=== What you should do ===
Filter out everything except lines holding "this".

# Data extract start

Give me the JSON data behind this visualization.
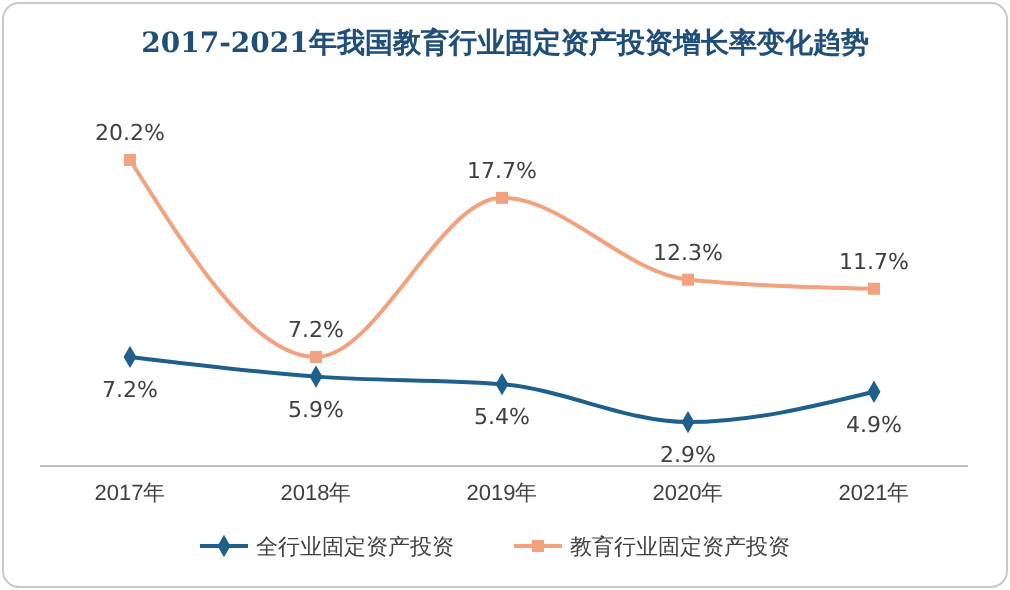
{
  "chart_data": {
    "type": "line",
    "title": "2017-2021年我国教育行业固定资产投资增长率变化趋势",
    "categories": [
      "2017年",
      "2018年",
      "2019年",
      "2020年",
      "2021年"
    ],
    "series": [
      {
        "name": "全行业固定资产投资",
        "color": "#1f5f8b",
        "marker": "diamond",
        "values": [
          7.2,
          5.9,
          5.4,
          2.9,
          4.9
        ],
        "value_labels": [
          "7.2%",
          "5.9%",
          "5.4%",
          "2.9%",
          "4.9%"
        ]
      },
      {
        "name": "教育行业固定资产投资",
        "color": "#f2a27e",
        "marker": "square",
        "values": [
          20.2,
          7.2,
          17.7,
          12.3,
          11.7
        ],
        "value_labels": [
          "20.2%",
          "7.2%",
          "17.7%",
          "12.3%",
          "11.7%"
        ]
      }
    ],
    "legend": "bottom",
    "grid": false
  }
}
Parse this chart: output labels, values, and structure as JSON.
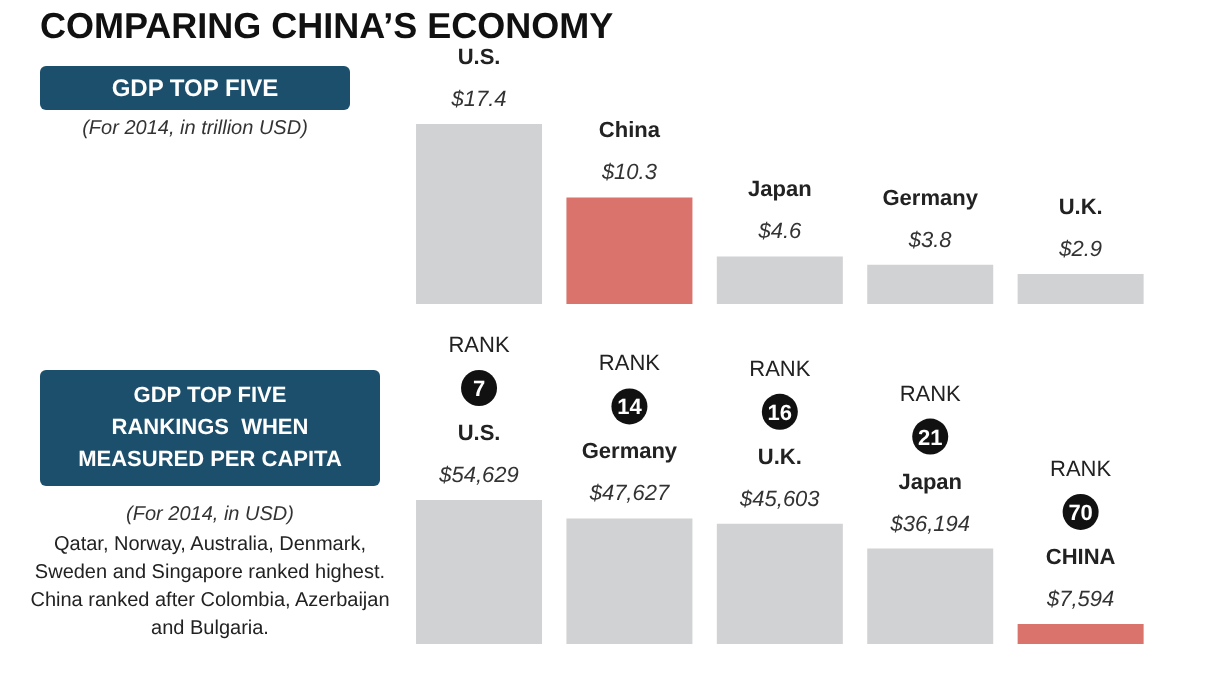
{
  "chart_data": [
    {
      "type": "bar",
      "title": "COMPARING CHINA’S ECONOMY",
      "subtitle": "GDP TOP FIVE",
      "annotations": [
        "(For 2014, in trillion USD)"
      ],
      "categories": [
        "U.S.",
        "China",
        "Japan",
        "Germany",
        "U.K."
      ],
      "values": [
        17.4,
        10.3,
        4.6,
        3.8,
        2.9
      ],
      "value_labels": [
        "$17.4",
        "$10.3",
        "$4.6",
        "$3.8",
        "$2.9"
      ],
      "colors": [
        "#d1d2d4",
        "#d9736b",
        "#d1d2d4",
        "#d1d2d4",
        "#d1d2d4"
      ]
    },
    {
      "type": "bar",
      "title": "GDP TOP FIVE RANKINGS  WHEN MEASURED PER CAPITA",
      "subtitle": "(For 2014, in USD)",
      "annotations": [
        "Qatar, Norway, Australia, Denmark, Sweden and Singapore ranked highest. China ranked after Colombia, Azerbaijan and Bulgaria.",
        "RANK 7",
        "RANK 14",
        "RANK 16",
        "RANK 21",
        "RANK 70"
      ],
      "categories": [
        "U.S.",
        "Germany",
        "U.K.",
        "Japan",
        "CHINA"
      ],
      "values": [
        54629,
        47627,
        45603,
        36194,
        7594
      ],
      "value_labels": [
        "$54,629",
        "$47,627",
        "$45,603",
        "$36,194",
        "$7,594"
      ],
      "colors": [
        "#d1d2d4",
        "#d1d2d4",
        "#d1d2d4",
        "#d1d2d4",
        "#d9736b"
      ]
    }
  ]
}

# Data extract end

=== Task result ===
Give me the JSON data behind this visualization.
Parse this chart: output labels, values, and structure as JSON.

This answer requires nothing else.